=== SET TASK ===
In your copy, include every line of the listing below exactly but none of the pictures.

===============

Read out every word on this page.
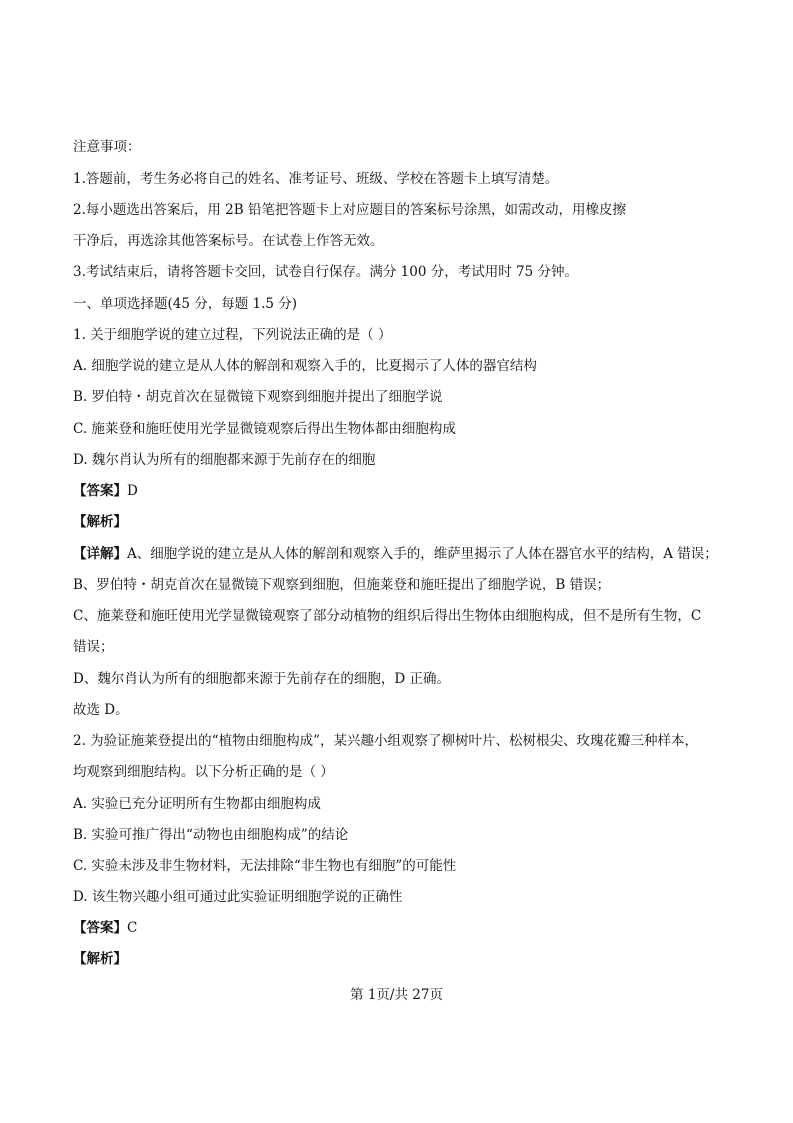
注意事项：
1.答题前，考生务必将自己的姓名、准考证号、班级、学校在答题卡上填写清楚。
2.每小题选出答案后，用 2B 铅笔把答题卡上对应题目的答案标号涂黑，如需改动，用橡皮擦
干净后，再选涂其他答案标号。在试卷上作答无效。
3.考试结束后，请将答题卡交回，试卷自行保存。满分 100 分，考试用时 75 分钟。
一、单项选择题(45 分，每题 1.5 分)
1. 关于细胞学说的建立过程，下列说法正确的是（ ）
A. 细胞学说的建立是从人体的解剖和观察入手的，比夏揭示了人体的器官结构
B. 罗伯特・胡克首次在显微镜下观察到细胞并提出了细胞学说
C. 施莱登和施旺使用光学显微镜观察后得出生物体都由细胞构成
D. 魏尔肖认为所有的细胞都来源于先前存在的细胞
【答案】D
【解析】
【详解】A、细胞学说的建立是从人体的解剖和观察入手的，维萨里揭示了人体在器官水平的结构，A 错误；
B、罗伯特・胡克首次在显微镜下观察到细胞，但施莱登和施旺提出了细胞学说，B 错误；
C、施莱登和施旺使用光学显微镜观察了部分动植物的组织后得出生物体由细胞构成，但不是所有生物，C
错误；
D、魏尔肖认为所有的细胞都来源于先前存在的细胞，D 正确。
故选 D。
2. 为验证施莱登提出的“植物由细胞构成”，某兴趣小组观察了柳树叶片、松树根尖、玫瑰花瓣三种样本，
均观察到细胞结构。以下分析正确的是（ ）
A. 实验已充分证明所有生物都由细胞构成
B. 实验可推广得出“动物也由细胞构成”的结论
C. 实验未涉及非生物材料，无法排除“非生物也有细胞”的可能性
D. 该生物兴趣小组可通过此实验证明细胞学说的正确性
【答案】C
【解析】
第 1页/共 27页
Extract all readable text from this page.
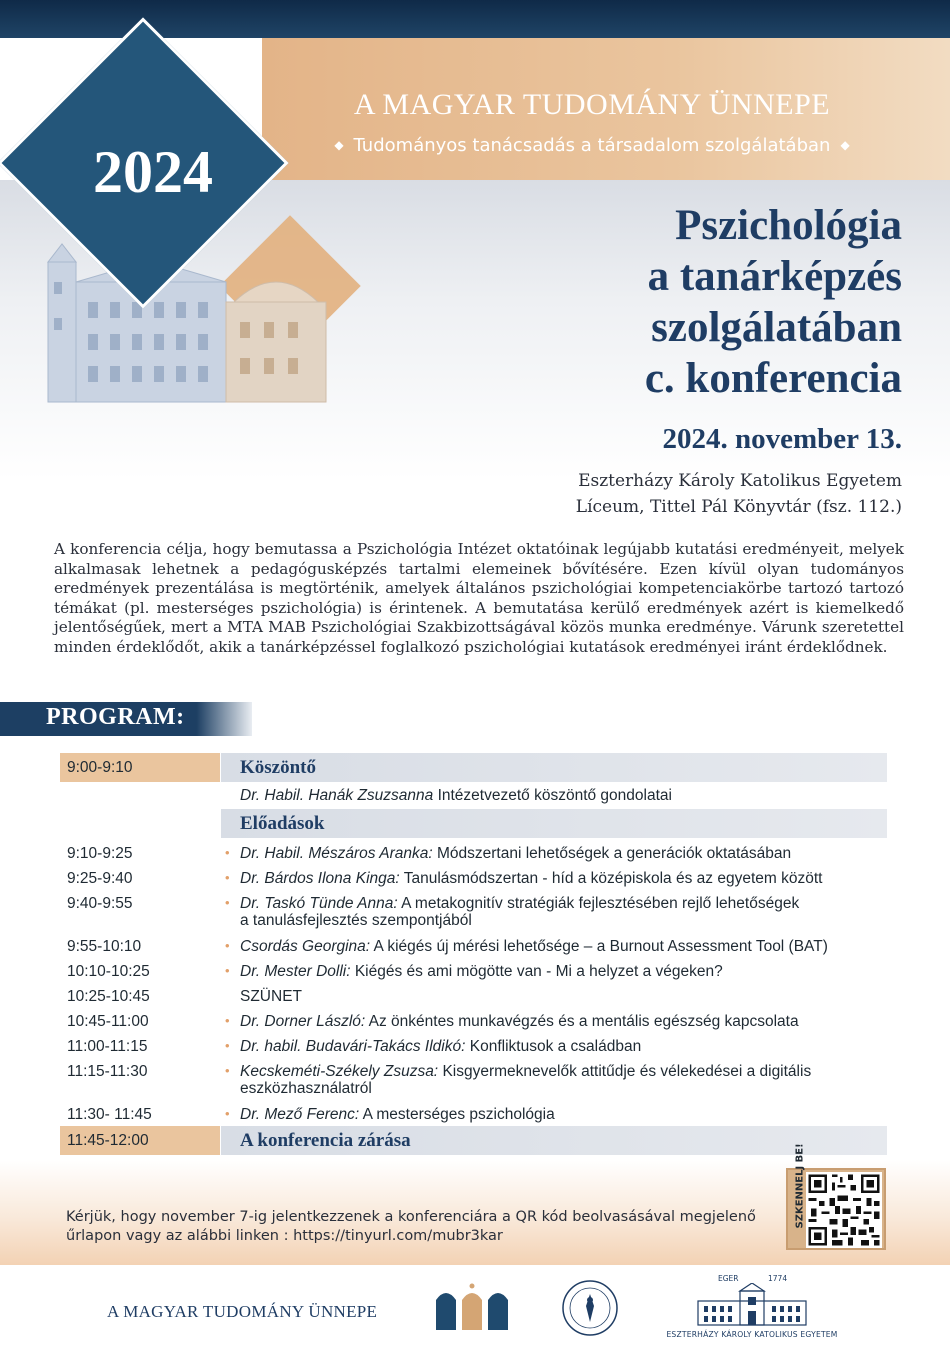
2024
A MAGYAR TUDOMÁNY ÜNNEPE
◆ Tudományos tanácsadás a társadalom szolgálatában ◆
Pszichológia
a tanárképzés
szolgálatában
c. konferencia
2024. november 13.
Eszterházy Károly Katolikus Egyetem
Líceum, Tittel Pál Könyvtár (fsz. 112.)
A konferencia célja, hogy bemutassa a Pszichológia Intézet oktatóinak legújabb kutatási eredményeit, melyek alkalmasak lehetnek a pedagógusképzés tartalmi elemeinek bővítésére. Ezen kívül olyan tudományos eredmények prezentálása is megtörténik, amelyek általános pszichológiai kompetenciakörbe tartozó tartozó témákat (pl. mesterséges pszichológia) is érintenek. A bemutatása kerülő eredmények azért is kiemelkedő jelentőségűek, mert a MTA MAB Pszichológiai Szakbizottságával közös munka eredménye. Várunk szeretettel minden érdeklődőt, akik a tanárképzéssel foglalkozó pszichológiai kutatások eredményei iránt érdeklődnek.
PROGRAM:
9:00-9:10	Köszöntő
Dr. Habil. Hanák Zsuzsanna Intézetvezető köszöntő gondolatai
Előadások
9:10-9:25	• Dr. Habil. Mészáros Aranka: Módszertani lehetőségek a generációk oktatásában
9:25-9:40	• Dr. Bárdos Ilona Kinga: Tanulásmódszertan - híd a középiskola és az egyetem között
9:40-9:55	• Dr. Taskó Tünde Anna: A metakognitív stratégiák fejlesztésében rejlő lehetőségek
a tanulásfejlesztés szempontjából
9:55-10:10	• Csordás Georgina: A kiégés új mérési lehetősége – a Burnout Assessment Tool (BAT)
10:10-10:25	• Dr. Mester Dolli: Kiégés és ami mögötte van - Mi a helyzet a végeken?
10:25-10:45	SZÜNET
10:45-11:00	• Dr. Dorner László: Az önkéntes munkavégzés és a mentális egészség kapcsolata
11:00-11:15	• Dr. habil. Budavári-Takács Ildikó: Konfliktusok a családban
11:15-11:30	• Kecskeméti-Székely Zsuzsa: Kisgyermeknevelők attitűdje és vélekedései a digitális
eszközhasználatról
11:30- 11:45	• Dr. Mező Ferenc: A mesterséges pszichológia
11:45-12:00	A konferencia zárása
Kérjük, hogy november 7-ig jelentkezzenek a konferenciára a QR kód beolvasásával megjelenő
űrlapon vagy az alábbi linken : https://tinyurl.com/mubr3kar
A MAGYAR TUDOMÁNY ÜNNEPE
EGER	1774
ESZTERHÁZY KÁROLY KATOLIKUS EGYETEM
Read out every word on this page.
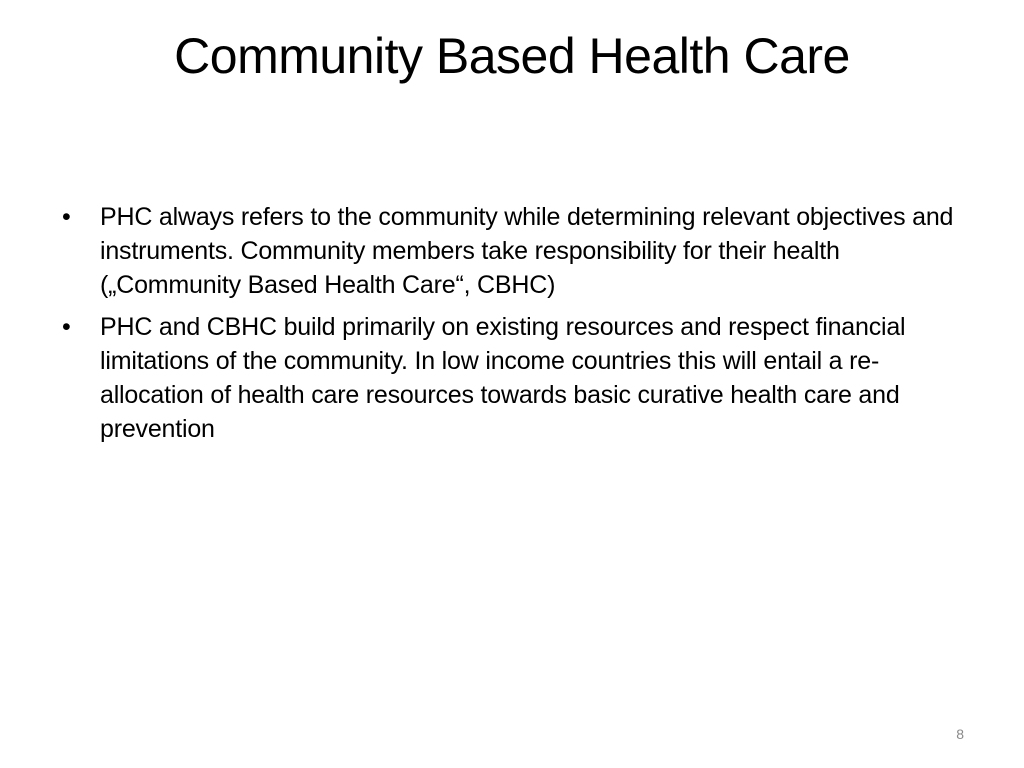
Community Based Health Care
•	PHC always refers to the community while determining relevant objectives and instruments. Community members take responsibility for their health („Community Based Health Care“, CBHC)
•	PHC and CBHC build primarily on existing resources and respect financial limitations of the community. In low income countries this will entail a re-allocation of health care resources towards basic curative health care and prevention
8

===============

=== COMPLETE RESPONSE ===
Read out every word on this page.
注意事项：
1.答题前，考生务必将自己的姓名、准考证号、班级、学校在答题卡上填写清楚。
2.每小题选出答案后，用 2B 铅笔把答题卡上对应题目的答案标号涂黑，如需改动，用橡皮擦
干净后，再选涂其他答案标号。在试卷上作答无效。
3.考试结束后，请将答题卡交回，试卷自行保存。满分 100 分，考试用时 75 分钟。
一、单项选择题(45 分，每题 1.5 分)
1. 关于细胞学说的建立过程，下列说法正确的是（ ）
A. 细胞学说的建立是从人体的解剖和观察入手的，比夏揭示了人体的器官结构
B. 罗伯特・胡克首次在显微镜下观察到细胞并提出了细胞学说
C. 施莱登和施旺使用光学显微镜观察后得出生物体都由细胞构成
D. 魏尔肖认为所有的细胞都来源于先前存在的细胞
【答案】D
【解析】
【详解】A、细胞学说的建立是从人体的解剖和观察入手的，维萨里揭示了人体在器官水平的结构，A 错误；
B、罗伯特・胡克首次在显微镜下观察到细胞，但施莱登和施旺提出了细胞学说，B 错误；
C、施莱登和施旺使用光学显微镜观察了部分动植物的组织后得出生物体由细胞构成，但不是所有生物，C
错误；
D、魏尔肖认为所有的细胞都来源于先前存在的细胞，D 正确。
故选 D。
2. 为验证施莱登提出的“植物由细胞构成”，某兴趣小组观察了柳树叶片、松树根尖、玫瑰花瓣三种样本，
均观察到细胞结构。以下分析正确的是（ ）
A. 实验已充分证明所有生物都由细胞构成
B. 实验可推广得出“动物也由细胞构成”的结论
C. 实验未涉及非生物材料，无法排除“非生物也有细胞”的可能性
D. 该生物兴趣小组可通过此实验证明细胞学说的正确性
【答案】C
【解析】
第 1页/共 27页
Extract all readable text from this page.
2024
A MAGYAR TUDOMÁNY ÜNNEPE
◆ Tudományos tanácsadás a társadalom szolgálatában ◆
Pszichológia
a tanárképzés
szolgálatában
c. konferencia
2024. november 13.
Eszterházy Károly Katolikus Egyetem
Líceum, Tittel Pál Könyvtár (fsz. 112.)
A konferencia célja, hogy bemutassa a Pszichológia Intézet oktatóinak legújabb kutatási eredményeit, melyek alkalmasak lehetnek a pedagógusképzés tartalmi elemeinek bővítésére. Ezen kívül olyan tudományos eredmények prezentálása is megtörténik, amelyek általános pszichológiai kompetenciakörbe tartozó tartozó témákat (pl. mesterséges pszichológia) is érintenek. A bemutatása kerülő eredmények azért is kiemelkedő jelentőségűek, mert a MTA MAB Pszichológiai Szakbizottságával közös munka eredménye. Várunk szeretettel minden érdeklődőt, akik a tanárképzéssel foglalkozó pszichológiai kutatások eredményei iránt érdeklődnek.
PROGRAM:
9:00-9:10	Köszöntő
Dr. Habil. Hanák Zsuzsanna Intézetvezető köszöntő gondolatai
Előadások
9:10-9:25	• Dr. Habil. Mészáros Aranka: Módszertani lehetőségek a generációk oktatásában
9:25-9:40	• Dr. Bárdos Ilona Kinga: Tanulásmódszertan - híd a középiskola és az egyetem között
9:40-9:55	• Dr. Taskó Tünde Anna: A metakognitív stratégiák fejlesztésében rejlő lehetőségek
a tanulásfejlesztés szempontjából
9:55-10:10	• Csordás Georgina: A kiégés új mérési lehetősége – a Burnout Assessment Tool (BAT)
10:10-10:25	• Dr. Mester Dolli: Kiégés és ami mögötte van - Mi a helyzet a végeken?
10:25-10:45	SZÜNET
10:45-11:00	• Dr. Dorner László: Az önkéntes munkavégzés és a mentális egészség kapcsolata
11:00-11:15	• Dr. habil. Budavári-Takács Ildikó: Konfliktusok a családban
11:15-11:30	• Kecskeméti-Székely Zsuzsa: Kisgyermeknevelők attitűdje és vélekedései a digitális
eszközhasználatról
11:30- 11:45	• Dr. Mező Ferenc: A mesterséges pszichológia
11:45-12:00	A konferencia zárása
Kérjük, hogy november 7-ig jelentkezzenek a konferenciára a QR kód beolvasásával megjelenő
űrlapon vagy az alábbi linken : https://tinyurl.com/mubr3kar
A MAGYAR TUDOMÁNY ÜNNEPE
EGER	1774
ESZTERHÁZY KÁROLY KATOLIKUS EGYETEM
Read out every word on this page.
Community Based Health Care
•	PHC always refers to the community while determining relevant objectives and instruments. Community members take responsibility for their health („Community Based Health Care“, CBHC)
•	PHC and CBHC build primarily on existing resources and respect financial limitations of the community. In low income countries this will entail a re-allocation of health care resources towards basic curative health care and prevention
8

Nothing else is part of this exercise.